***** Supplied data *****
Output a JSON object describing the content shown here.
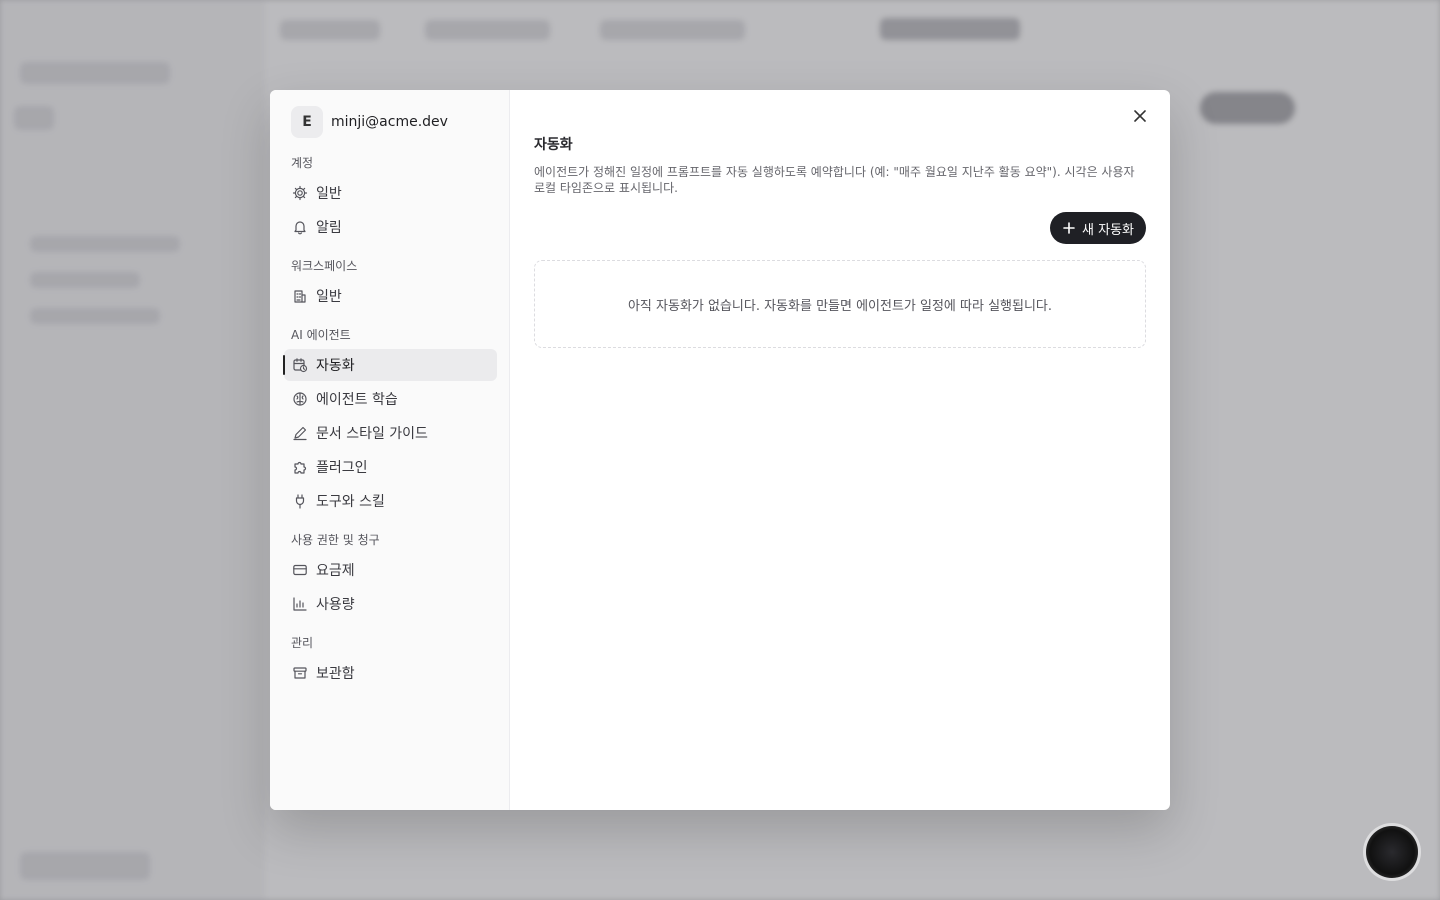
{
  "user": {
    "initial": "E",
    "email": "minji@acme.dev"
  },
  "sidebar": {
    "sections": [
      {
        "title": "계정",
        "items": [
          {
            "label": "일반",
            "icon": "gear-icon"
          },
          {
            "label": "알림",
            "icon": "bell-icon"
          }
        ]
      },
      {
        "title": "워크스페이스",
        "items": [
          {
            "label": "일반",
            "icon": "building-icon"
          }
        ]
      },
      {
        "title": "AI 에이전트",
        "items": [
          {
            "label": "자동화",
            "icon": "calendar-clock-icon",
            "active": true
          },
          {
            "label": "에이전트 학습",
            "icon": "brain-icon"
          },
          {
            "label": "문서 스타일 가이드",
            "icon": "pen-icon"
          },
          {
            "label": "플러그인",
            "icon": "puzzle-icon"
          },
          {
            "label": "도구와 스킬",
            "icon": "plug-icon"
          }
        ]
      },
      {
        "title": "사용 권한 및 청구",
        "items": [
          {
            "label": "요금제",
            "icon": "credit-card-icon"
          },
          {
            "label": "사용량",
            "icon": "bar-chart-icon"
          }
        ]
      },
      {
        "title": "관리",
        "items": [
          {
            "label": "보관함",
            "icon": "archive-icon"
          }
        ]
      }
    ]
  },
  "main": {
    "title": "자동화",
    "description": "에이전트가 정해진 일정에 프롬프트를 자동 실행하도록 예약합니다 (예: \"매주 월요일 지난주 활동 요약\"). 시각은 사용자 로컬 타임존으로 표시됩니다.",
    "new_button": "새 자동화",
    "empty_text": "아직 자동화가 없습니다. 자동화를 만들면 에이전트가 일정에 따라 실행됩니다."
  }
}
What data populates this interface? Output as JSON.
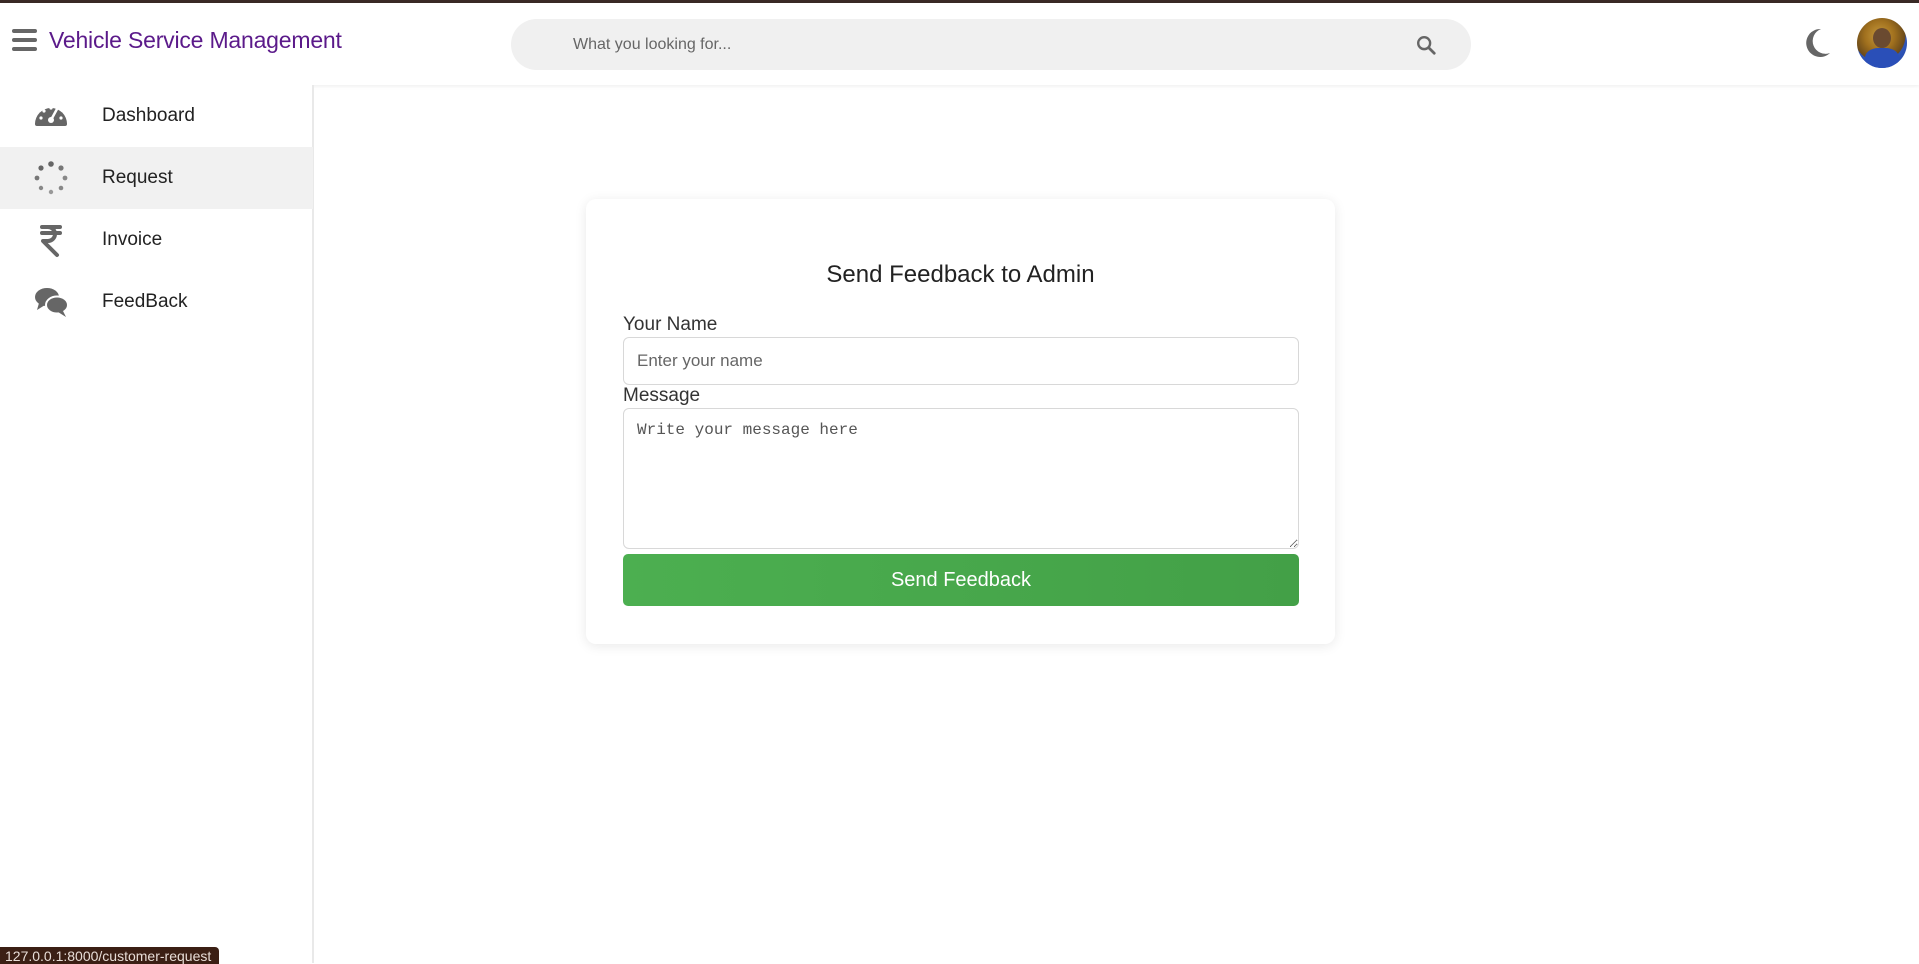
{
  "header": {
    "brand": "Vehicle Service Management",
    "search_placeholder": "What you looking for...",
    "icons": {
      "menu": "hamburger-menu-icon",
      "search": "search-icon",
      "theme": "moon-icon",
      "profile": "avatar"
    }
  },
  "sidebar": {
    "items": [
      {
        "label": "Dashboard",
        "icon": "speedometer-icon",
        "active": false
      },
      {
        "label": "Request",
        "icon": "spinner-icon",
        "active": true
      },
      {
        "label": "Invoice",
        "icon": "rupee-icon",
        "active": false
      },
      {
        "label": "FeedBack",
        "icon": "chat-icon",
        "active": false
      }
    ]
  },
  "feedback_form": {
    "title": "Send Feedback to Admin",
    "name_label": "Your Name",
    "name_placeholder": "Enter your name",
    "message_label": "Message",
    "message_placeholder": "Write your message here",
    "submit_label": "Send Feedback"
  },
  "status_bar": {
    "url": "127.0.0.1:8000/customer-request"
  },
  "colors": {
    "brand": "#5b1a8a",
    "submit": "#4caf50",
    "active_sidebar_bg": "#f1f1f1"
  }
}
*****
» Short exercise: Filter the entries down to the lines with the word "What" in them.

» Task result:
What data populates this interface? Output as JSON.
    "search_placeholder": "What you looking for...",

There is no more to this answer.